> _What to produce_:
Retype the whole listing below, character for character.

— Begin Record excerpts —

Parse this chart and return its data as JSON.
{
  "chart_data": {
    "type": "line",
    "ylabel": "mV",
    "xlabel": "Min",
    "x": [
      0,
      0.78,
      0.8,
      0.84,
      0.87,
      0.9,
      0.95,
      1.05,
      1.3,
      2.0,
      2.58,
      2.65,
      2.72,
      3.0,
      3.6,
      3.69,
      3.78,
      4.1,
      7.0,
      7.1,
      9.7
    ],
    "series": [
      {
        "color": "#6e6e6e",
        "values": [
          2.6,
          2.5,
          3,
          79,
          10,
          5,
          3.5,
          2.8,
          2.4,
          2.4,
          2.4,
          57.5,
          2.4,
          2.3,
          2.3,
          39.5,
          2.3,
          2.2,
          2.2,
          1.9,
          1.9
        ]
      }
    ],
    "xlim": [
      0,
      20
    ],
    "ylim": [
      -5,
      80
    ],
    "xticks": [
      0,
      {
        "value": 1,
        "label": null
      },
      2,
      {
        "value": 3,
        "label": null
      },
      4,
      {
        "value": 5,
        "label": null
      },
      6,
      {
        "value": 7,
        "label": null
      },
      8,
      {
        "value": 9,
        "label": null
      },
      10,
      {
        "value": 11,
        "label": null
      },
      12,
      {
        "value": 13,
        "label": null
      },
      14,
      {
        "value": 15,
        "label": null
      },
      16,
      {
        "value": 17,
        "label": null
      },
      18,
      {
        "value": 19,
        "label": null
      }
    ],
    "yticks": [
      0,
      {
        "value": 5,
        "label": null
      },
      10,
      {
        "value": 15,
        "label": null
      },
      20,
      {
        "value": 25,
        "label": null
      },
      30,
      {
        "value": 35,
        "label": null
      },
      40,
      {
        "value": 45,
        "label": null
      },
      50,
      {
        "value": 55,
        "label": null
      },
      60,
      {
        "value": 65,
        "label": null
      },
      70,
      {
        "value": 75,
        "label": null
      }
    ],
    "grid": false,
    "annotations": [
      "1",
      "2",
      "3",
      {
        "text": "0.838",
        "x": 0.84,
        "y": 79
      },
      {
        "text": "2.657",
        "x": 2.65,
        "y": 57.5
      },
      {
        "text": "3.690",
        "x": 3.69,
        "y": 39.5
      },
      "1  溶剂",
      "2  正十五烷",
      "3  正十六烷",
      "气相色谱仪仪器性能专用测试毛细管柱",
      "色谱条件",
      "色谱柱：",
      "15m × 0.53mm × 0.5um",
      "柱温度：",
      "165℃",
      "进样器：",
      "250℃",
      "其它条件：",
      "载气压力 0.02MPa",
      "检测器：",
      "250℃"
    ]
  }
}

— End Record excerpts —

> _The response_:
Parse this chart and return its data as JSON.
{
  "chart_data": {
    "type": "line",
    "ylabel": "mV",
    "xlabel": "Min",
    "x": [
      0,
      0.78,
      0.8,
      0.84,
      0.87,
      0.9,
      0.95,
      1.05,
      1.3,
      2.0,
      2.58,
      2.65,
      2.72,
      3.0,
      3.6,
      3.69,
      3.78,
      4.1,
      7.0,
      7.1,
      9.7
    ],
    "series": [
      {
        "color": "#6e6e6e",
        "values": [
          2.6,
          2.5,
          3,
          79,
          10,
          5,
          3.5,
          2.8,
          2.4,
          2.4,
          2.4,
          57.5,
          2.4,
          2.3,
          2.3,
          39.5,
          2.3,
          2.2,
          2.2,
          1.9,
          1.9
        ]
      }
    ],
    "xlim": [
      0,
      20
    ],
    "ylim": [
      -5,
      80
    ],
    "xticks": [
      0,
      {
        "value": 1,
        "label": null
      },
      2,
      {
        "value": 3,
        "label": null
      },
      4,
      {
        "value": 5,
        "label": null
      },
      6,
      {
        "value": 7,
        "label": null
      },
      8,
      {
        "value": 9,
        "label": null
      },
      10,
      {
        "value": 11,
        "label": null
      },
      12,
      {
        "value": 13,
        "label": null
      },
      14,
      {
        "value": 15,
        "label": null
      },
      16,
      {
        "value": 17,
        "label": null
      },
      18,
      {
        "value": 19,
        "label": null
      }
    ],
    "yticks": [
      0,
      {
        "value": 5,
        "label": null
      },
      10,
      {
        "value": 15,
        "label": null
      },
      20,
      {
        "value": 25,
        "label": null
      },
      30,
      {
        "value": 35,
        "label": null
      },
      40,
      {
        "value": 45,
        "label": null
      },
      50,
      {
        "value": 55,
        "label": null
      },
      60,
      {
        "value": 65,
        "label": null
      },
      70,
      {
        "value": 75,
        "label": null
      }
    ],
    "grid": false,
    "annotations": [
      "1",
      "2",
      "3",
      {
        "text": "0.838",
        "x": 0.84,
        "y": 79
      },
      {
        "text": "2.657",
        "x": 2.65,
        "y": 57.5
      },
      {
        "text": "3.690",
        "x": 3.69,
        "y": 39.5
      },
      "1  溶剂",
      "2  正十五烷",
      "3  正十六烷",
      "气相色谱仪仪器性能专用测试毛细管柱",
      "色谱条件",
      "色谱柱：",
      "15m × 0.53mm × 0.5um",
      "柱温度：",
      "165℃",
      "进样器：",
      "250℃",
      "其它条件：",
      "载气压力 0.02MPa",
      "检测器：",
      "250℃"
    ]
  }
}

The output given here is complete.